Figure collection entries

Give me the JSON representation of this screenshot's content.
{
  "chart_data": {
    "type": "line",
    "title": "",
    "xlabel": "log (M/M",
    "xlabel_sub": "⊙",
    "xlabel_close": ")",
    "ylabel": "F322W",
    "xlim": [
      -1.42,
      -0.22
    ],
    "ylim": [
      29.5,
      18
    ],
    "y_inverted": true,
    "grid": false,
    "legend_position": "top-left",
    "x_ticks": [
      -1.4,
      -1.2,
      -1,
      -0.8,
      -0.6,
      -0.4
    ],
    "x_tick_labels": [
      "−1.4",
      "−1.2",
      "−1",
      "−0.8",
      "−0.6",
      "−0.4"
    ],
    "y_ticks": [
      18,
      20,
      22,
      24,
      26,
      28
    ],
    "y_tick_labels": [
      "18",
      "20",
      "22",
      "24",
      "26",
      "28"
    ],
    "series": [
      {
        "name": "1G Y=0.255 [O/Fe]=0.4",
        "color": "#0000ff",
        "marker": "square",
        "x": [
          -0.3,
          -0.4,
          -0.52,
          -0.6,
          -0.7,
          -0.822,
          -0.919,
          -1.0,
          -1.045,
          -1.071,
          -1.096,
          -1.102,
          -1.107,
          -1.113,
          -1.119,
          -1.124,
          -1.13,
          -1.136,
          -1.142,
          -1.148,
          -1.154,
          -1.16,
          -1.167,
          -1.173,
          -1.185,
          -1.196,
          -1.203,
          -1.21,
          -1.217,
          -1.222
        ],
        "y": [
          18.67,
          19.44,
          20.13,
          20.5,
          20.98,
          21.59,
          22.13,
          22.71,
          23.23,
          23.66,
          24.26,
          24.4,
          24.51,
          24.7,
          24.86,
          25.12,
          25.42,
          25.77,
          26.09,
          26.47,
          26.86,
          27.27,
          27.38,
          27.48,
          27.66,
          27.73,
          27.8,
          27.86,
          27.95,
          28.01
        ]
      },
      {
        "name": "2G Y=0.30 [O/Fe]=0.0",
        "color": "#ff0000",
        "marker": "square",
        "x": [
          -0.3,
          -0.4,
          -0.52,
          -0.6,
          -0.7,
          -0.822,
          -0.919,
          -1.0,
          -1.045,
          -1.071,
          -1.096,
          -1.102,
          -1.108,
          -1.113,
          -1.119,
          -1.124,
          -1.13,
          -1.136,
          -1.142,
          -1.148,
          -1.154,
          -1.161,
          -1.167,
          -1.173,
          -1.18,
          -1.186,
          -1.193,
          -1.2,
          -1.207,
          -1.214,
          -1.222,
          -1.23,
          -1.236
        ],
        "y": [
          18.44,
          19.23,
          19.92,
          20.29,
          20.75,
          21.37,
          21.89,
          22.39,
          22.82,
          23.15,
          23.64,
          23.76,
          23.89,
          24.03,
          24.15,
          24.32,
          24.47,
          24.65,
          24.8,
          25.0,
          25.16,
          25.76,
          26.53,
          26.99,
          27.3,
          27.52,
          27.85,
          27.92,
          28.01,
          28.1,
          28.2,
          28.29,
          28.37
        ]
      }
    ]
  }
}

EXERCISE PROMPT |
Extract from the data every line where "name" shows up.

EXERCISE OUTPUT |
        "name": "1G Y=0.255 [O/Fe]=0.4",
        "name": "2G Y=0.30 [O/Fe]=0.0",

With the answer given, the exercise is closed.